What is asked – Repeat the data verbatim.

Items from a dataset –
--- Begin ---
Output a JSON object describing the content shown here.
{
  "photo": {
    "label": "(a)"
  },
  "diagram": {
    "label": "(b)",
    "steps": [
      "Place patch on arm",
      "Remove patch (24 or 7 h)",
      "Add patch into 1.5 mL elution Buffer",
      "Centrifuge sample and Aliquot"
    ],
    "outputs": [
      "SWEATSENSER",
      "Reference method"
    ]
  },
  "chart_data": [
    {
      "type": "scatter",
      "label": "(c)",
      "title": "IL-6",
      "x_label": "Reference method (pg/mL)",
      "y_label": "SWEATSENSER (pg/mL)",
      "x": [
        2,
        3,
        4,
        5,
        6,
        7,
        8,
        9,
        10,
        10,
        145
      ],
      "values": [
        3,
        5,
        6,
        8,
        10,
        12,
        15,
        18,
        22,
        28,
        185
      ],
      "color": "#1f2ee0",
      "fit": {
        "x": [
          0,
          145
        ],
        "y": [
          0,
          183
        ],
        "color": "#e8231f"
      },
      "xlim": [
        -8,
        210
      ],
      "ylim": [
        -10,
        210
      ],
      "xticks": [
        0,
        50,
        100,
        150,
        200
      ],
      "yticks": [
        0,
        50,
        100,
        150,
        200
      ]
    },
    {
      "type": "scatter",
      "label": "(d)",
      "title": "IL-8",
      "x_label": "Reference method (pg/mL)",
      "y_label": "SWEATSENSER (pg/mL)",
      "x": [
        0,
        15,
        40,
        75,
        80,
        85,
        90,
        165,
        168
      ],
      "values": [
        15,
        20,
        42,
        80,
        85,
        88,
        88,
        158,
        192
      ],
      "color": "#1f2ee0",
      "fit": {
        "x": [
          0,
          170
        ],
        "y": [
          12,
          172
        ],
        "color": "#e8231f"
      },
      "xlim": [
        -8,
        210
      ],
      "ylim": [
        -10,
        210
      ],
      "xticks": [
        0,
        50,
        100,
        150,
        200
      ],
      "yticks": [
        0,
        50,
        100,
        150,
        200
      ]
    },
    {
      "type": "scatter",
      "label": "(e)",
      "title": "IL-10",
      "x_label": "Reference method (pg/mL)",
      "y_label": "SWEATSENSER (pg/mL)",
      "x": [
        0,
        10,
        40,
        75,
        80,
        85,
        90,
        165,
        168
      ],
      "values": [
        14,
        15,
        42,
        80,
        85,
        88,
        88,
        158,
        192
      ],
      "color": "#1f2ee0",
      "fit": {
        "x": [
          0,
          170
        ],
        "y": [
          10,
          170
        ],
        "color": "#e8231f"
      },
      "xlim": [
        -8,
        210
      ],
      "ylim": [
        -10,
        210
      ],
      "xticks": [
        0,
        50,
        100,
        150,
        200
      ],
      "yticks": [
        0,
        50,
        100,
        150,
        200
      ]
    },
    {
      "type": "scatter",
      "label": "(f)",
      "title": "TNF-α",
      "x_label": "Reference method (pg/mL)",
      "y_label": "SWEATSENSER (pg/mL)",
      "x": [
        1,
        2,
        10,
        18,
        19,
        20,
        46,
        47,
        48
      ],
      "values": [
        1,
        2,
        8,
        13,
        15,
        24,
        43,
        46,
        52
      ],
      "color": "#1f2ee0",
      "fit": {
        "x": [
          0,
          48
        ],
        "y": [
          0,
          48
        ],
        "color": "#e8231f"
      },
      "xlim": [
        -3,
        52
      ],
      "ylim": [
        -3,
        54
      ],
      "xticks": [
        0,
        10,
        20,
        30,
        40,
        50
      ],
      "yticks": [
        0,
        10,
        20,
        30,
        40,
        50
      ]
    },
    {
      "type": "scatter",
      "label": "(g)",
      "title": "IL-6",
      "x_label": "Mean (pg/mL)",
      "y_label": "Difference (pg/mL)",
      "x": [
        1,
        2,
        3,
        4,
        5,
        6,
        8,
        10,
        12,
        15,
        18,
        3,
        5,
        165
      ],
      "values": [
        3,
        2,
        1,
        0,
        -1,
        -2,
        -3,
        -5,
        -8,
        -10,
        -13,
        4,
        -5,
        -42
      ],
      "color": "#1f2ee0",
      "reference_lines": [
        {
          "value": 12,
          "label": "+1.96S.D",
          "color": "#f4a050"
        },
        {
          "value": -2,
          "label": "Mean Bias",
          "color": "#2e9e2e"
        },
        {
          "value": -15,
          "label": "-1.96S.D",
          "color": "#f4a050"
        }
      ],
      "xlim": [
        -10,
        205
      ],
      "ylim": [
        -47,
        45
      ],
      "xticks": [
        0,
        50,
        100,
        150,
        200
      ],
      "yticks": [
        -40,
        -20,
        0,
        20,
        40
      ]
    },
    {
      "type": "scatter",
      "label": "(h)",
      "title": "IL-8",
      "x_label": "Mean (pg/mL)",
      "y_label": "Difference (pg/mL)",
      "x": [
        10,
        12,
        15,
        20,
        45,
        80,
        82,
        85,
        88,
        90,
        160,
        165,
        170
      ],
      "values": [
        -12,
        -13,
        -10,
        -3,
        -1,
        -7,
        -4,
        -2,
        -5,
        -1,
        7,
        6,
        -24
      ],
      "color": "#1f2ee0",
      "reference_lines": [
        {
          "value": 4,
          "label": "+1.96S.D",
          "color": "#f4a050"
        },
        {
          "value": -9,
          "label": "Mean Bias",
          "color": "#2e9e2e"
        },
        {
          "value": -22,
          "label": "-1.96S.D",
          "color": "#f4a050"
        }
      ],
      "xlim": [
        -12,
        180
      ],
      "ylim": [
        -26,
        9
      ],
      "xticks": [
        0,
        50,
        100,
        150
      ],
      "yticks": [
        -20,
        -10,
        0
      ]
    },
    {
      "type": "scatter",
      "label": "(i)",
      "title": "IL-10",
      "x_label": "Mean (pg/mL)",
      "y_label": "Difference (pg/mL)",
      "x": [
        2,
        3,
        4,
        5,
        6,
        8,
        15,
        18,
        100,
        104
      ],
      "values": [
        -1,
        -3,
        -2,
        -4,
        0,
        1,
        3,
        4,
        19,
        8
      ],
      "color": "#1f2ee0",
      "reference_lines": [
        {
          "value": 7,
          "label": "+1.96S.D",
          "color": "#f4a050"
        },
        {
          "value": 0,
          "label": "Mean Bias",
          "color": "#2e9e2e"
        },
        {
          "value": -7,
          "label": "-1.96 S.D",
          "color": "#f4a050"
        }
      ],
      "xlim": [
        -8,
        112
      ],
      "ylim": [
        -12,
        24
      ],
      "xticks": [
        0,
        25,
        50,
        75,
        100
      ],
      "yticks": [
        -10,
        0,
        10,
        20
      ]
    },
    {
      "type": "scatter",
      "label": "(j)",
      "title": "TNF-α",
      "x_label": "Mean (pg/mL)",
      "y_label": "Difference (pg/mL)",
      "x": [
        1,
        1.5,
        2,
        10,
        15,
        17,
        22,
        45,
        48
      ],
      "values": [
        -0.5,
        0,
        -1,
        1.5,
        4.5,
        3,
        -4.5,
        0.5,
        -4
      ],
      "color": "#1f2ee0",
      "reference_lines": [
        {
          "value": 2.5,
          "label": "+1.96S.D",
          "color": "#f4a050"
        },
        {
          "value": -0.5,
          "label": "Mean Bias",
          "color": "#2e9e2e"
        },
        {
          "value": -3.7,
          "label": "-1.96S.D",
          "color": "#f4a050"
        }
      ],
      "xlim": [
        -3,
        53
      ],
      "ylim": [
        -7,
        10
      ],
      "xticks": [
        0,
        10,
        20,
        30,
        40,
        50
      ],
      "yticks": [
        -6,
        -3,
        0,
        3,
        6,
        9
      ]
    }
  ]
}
--- End ---
Result –
Output a JSON object describing the content shown here.
{
  "photo": {
    "label": "(a)"
  },
  "diagram": {
    "label": "(b)",
    "steps": [
      "Place patch on arm",
      "Remove patch (24 or 7 h)",
      "Add patch into 1.5 mL elution Buffer",
      "Centrifuge sample and Aliquot"
    ],
    "outputs": [
      "SWEATSENSER",
      "Reference method"
    ]
  },
  "chart_data": [
    {
      "type": "scatter",
      "label": "(c)",
      "title": "IL-6",
      "x_label": "Reference method (pg/mL)",
      "y_label": "SWEATSENSER (pg/mL)",
      "x": [
        2,
        3,
        4,
        5,
        6,
        7,
        8,
        9,
        10,
        10,
        145
      ],
      "values": [
        3,
        5,
        6,
        8,
        10,
        12,
        15,
        18,
        22,
        28,
        185
      ],
      "color": "#1f2ee0",
      "fit": {
        "x": [
          0,
          145
        ],
        "y": [
          0,
          183
        ],
        "color": "#e8231f"
      },
      "xlim": [
        -8,
        210
      ],
      "ylim": [
        -10,
        210
      ],
      "xticks": [
        0,
        50,
        100,
        150,
        200
      ],
      "yticks": [
        0,
        50,
        100,
        150,
        200
      ]
    },
    {
      "type": "scatter",
      "label": "(d)",
      "title": "IL-8",
      "x_label": "Reference method (pg/mL)",
      "y_label": "SWEATSENSER (pg/mL)",
      "x": [
        0,
        15,
        40,
        75,
        80,
        85,
        90,
        165,
        168
      ],
      "values": [
        15,
        20,
        42,
        80,
        85,
        88,
        88,
        158,
        192
      ],
      "color": "#1f2ee0",
      "fit": {
        "x": [
          0,
          170
        ],
        "y": [
          12,
          172
        ],
        "color": "#e8231f"
      },
      "xlim": [
        -8,
        210
      ],
      "ylim": [
        -10,
        210
      ],
      "xticks": [
        0,
        50,
        100,
        150,
        200
      ],
      "yticks": [
        0,
        50,
        100,
        150,
        200
      ]
    },
    {
      "type": "scatter",
      "label": "(e)",
      "title": "IL-10",
      "x_label": "Reference method (pg/mL)",
      "y_label": "SWEATSENSER (pg/mL)",
      "x": [
        0,
        10,
        40,
        75,
        80,
        85,
        90,
        165,
        168
      ],
      "values": [
        14,
        15,
        42,
        80,
        85,
        88,
        88,
        158,
        192
      ],
      "color": "#1f2ee0",
      "fit": {
        "x": [
          0,
          170
        ],
        "y": [
          10,
          170
        ],
        "color": "#e8231f"
      },
      "xlim": [
        -8,
        210
      ],
      "ylim": [
        -10,
        210
      ],
      "xticks": [
        0,
        50,
        100,
        150,
        200
      ],
      "yticks": [
        0,
        50,
        100,
        150,
        200
      ]
    },
    {
      "type": "scatter",
      "label": "(f)",
      "title": "TNF-α",
      "x_label": "Reference method (pg/mL)",
      "y_label": "SWEATSENSER (pg/mL)",
      "x": [
        1,
        2,
        10,
        18,
        19,
        20,
        46,
        47,
        48
      ],
      "values": [
        1,
        2,
        8,
        13,
        15,
        24,
        43,
        46,
        52
      ],
      "color": "#1f2ee0",
      "fit": {
        "x": [
          0,
          48
        ],
        "y": [
          0,
          48
        ],
        "color": "#e8231f"
      },
      "xlim": [
        -3,
        52
      ],
      "ylim": [
        -3,
        54
      ],
      "xticks": [
        0,
        10,
        20,
        30,
        40,
        50
      ],
      "yticks": [
        0,
        10,
        20,
        30,
        40,
        50
      ]
    },
    {
      "type": "scatter",
      "label": "(g)",
      "title": "IL-6",
      "x_label": "Mean (pg/mL)",
      "y_label": "Difference (pg/mL)",
      "x": [
        1,
        2,
        3,
        4,
        5,
        6,
        8,
        10,
        12,
        15,
        18,
        3,
        5,
        165
      ],
      "values": [
        3,
        2,
        1,
        0,
        -1,
        -2,
        -3,
        -5,
        -8,
        -10,
        -13,
        4,
        -5,
        -42
      ],
      "color": "#1f2ee0",
      "reference_lines": [
        {
          "value": 12,
          "label": "+1.96S.D",
          "color": "#f4a050"
        },
        {
          "value": -2,
          "label": "Mean Bias",
          "color": "#2e9e2e"
        },
        {
          "value": -15,
          "label": "-1.96S.D",
          "color": "#f4a050"
        }
      ],
      "xlim": [
        -10,
        205
      ],
      "ylim": [
        -47,
        45
      ],
      "xticks": [
        0,
        50,
        100,
        150,
        200
      ],
      "yticks": [
        -40,
        -20,
        0,
        20,
        40
      ]
    },
    {
      "type": "scatter",
      "label": "(h)",
      "title": "IL-8",
      "x_label": "Mean (pg/mL)",
      "y_label": "Difference (pg/mL)",
      "x": [
        10,
        12,
        15,
        20,
        45,
        80,
        82,
        85,
        88,
        90,
        160,
        165,
        170
      ],
      "values": [
        -12,
        -13,
        -10,
        -3,
        -1,
        -7,
        -4,
        -2,
        -5,
        -1,
        7,
        6,
        -24
      ],
      "color": "#1f2ee0",
      "reference_lines": [
        {
          "value": 4,
          "label": "+1.96S.D",
          "color": "#f4a050"
        },
        {
          "value": -9,
          "label": "Mean Bias",
          "color": "#2e9e2e"
        },
        {
          "value": -22,
          "label": "-1.96S.D",
          "color": "#f4a050"
        }
      ],
      "xlim": [
        -12,
        180
      ],
      "ylim": [
        -26,
        9
      ],
      "xticks": [
        0,
        50,
        100,
        150
      ],
      "yticks": [
        -20,
        -10,
        0
      ]
    },
    {
      "type": "scatter",
      "label": "(i)",
      "title": "IL-10",
      "x_label": "Mean (pg/mL)",
      "y_label": "Difference (pg/mL)",
      "x": [
        2,
        3,
        4,
        5,
        6,
        8,
        15,
        18,
        100,
        104
      ],
      "values": [
        -1,
        -3,
        -2,
        -4,
        0,
        1,
        3,
        4,
        19,
        8
      ],
      "color": "#1f2ee0",
      "reference_lines": [
        {
          "value": 7,
          "label": "+1.96S.D",
          "color": "#f4a050"
        },
        {
          "value": 0,
          "label": "Mean Bias",
          "color": "#2e9e2e"
        },
        {
          "value": -7,
          "label": "-1.96 S.D",
          "color": "#f4a050"
        }
      ],
      "xlim": [
        -8,
        112
      ],
      "ylim": [
        -12,
        24
      ],
      "xticks": [
        0,
        25,
        50,
        75,
        100
      ],
      "yticks": [
        -10,
        0,
        10,
        20
      ]
    },
    {
      "type": "scatter",
      "label": "(j)",
      "title": "TNF-α",
      "x_label": "Mean (pg/mL)",
      "y_label": "Difference (pg/mL)",
      "x": [
        1,
        1.5,
        2,
        10,
        15,
        17,
        22,
        45,
        48
      ],
      "values": [
        -0.5,
        0,
        -1,
        1.5,
        4.5,
        3,
        -4.5,
        0.5,
        -4
      ],
      "color": "#1f2ee0",
      "reference_lines": [
        {
          "value": 2.5,
          "label": "+1.96S.D",
          "color": "#f4a050"
        },
        {
          "value": -0.5,
          "label": "Mean Bias",
          "color": "#2e9e2e"
        },
        {
          "value": -3.7,
          "label": "-1.96S.D",
          "color": "#f4a050"
        }
      ],
      "xlim": [
        -3,
        53
      ],
      "ylim": [
        -7,
        10
      ],
      "xticks": [
        0,
        10,
        20,
        30,
        40,
        50
      ],
      "yticks": [
        -6,
        -3,
        0,
        3,
        6,
        9
      ]
    }
  ]
}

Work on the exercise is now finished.